_Aim_
Report how many lines of the records below include the word "Gasherbrum". Give nothing but the number.

Start Records

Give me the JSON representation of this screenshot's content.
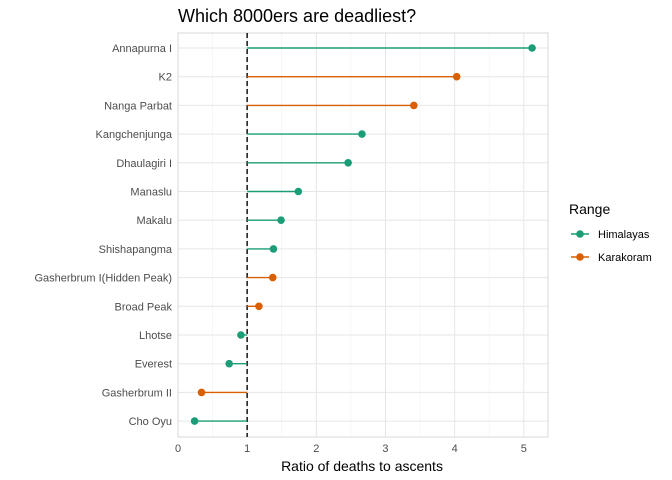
{
  "chart_data": {
    "type": "lollipop",
    "title": "Which 8000ers are deadliest?",
    "xlabel": "Ratio of deaths to ascents",
    "ylabel": "",
    "xlim": [
      0,
      5.35
    ],
    "x_ticks": [
      0,
      1,
      2,
      3,
      4,
      5
    ],
    "baseline": 1,
    "grid": true,
    "legend": {
      "title": "Range",
      "position": "right",
      "entries": [
        {
          "name": "Himalayas",
          "color": "#1b9e77"
        },
        {
          "name": "Karakoram",
          "color": "#d95f02"
        }
      ]
    },
    "points": [
      {
        "peak": "Annapurna I",
        "ratio": 5.12,
        "range": "Himalayas"
      },
      {
        "peak": "K2",
        "ratio": 4.03,
        "range": "Karakoram"
      },
      {
        "peak": "Nanga Parbat",
        "ratio": 3.41,
        "range": "Karakoram"
      },
      {
        "peak": "Kangchenjunga",
        "ratio": 2.66,
        "range": "Himalayas"
      },
      {
        "peak": "Dhaulagiri I",
        "ratio": 2.46,
        "range": "Himalayas"
      },
      {
        "peak": "Manaslu",
        "ratio": 1.74,
        "range": "Himalayas"
      },
      {
        "peak": "Makalu",
        "ratio": 1.49,
        "range": "Himalayas"
      },
      {
        "peak": "Shishapangma",
        "ratio": 1.38,
        "range": "Himalayas"
      },
      {
        "peak": "Gasherbrum I(Hidden Peak)",
        "ratio": 1.37,
        "range": "Karakoram"
      },
      {
        "peak": "Broad Peak",
        "ratio": 1.17,
        "range": "Karakoram"
      },
      {
        "peak": "Lhotse",
        "ratio": 0.91,
        "range": "Himalayas"
      },
      {
        "peak": "Everest",
        "ratio": 0.74,
        "range": "Himalayas"
      },
      {
        "peak": "Gasherbrum II",
        "ratio": 0.34,
        "range": "Karakoram"
      },
      {
        "peak": "Cho Oyu",
        "ratio": 0.24,
        "range": "Himalayas"
      }
    ]
  }
}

End Records

_Answer to this task_
2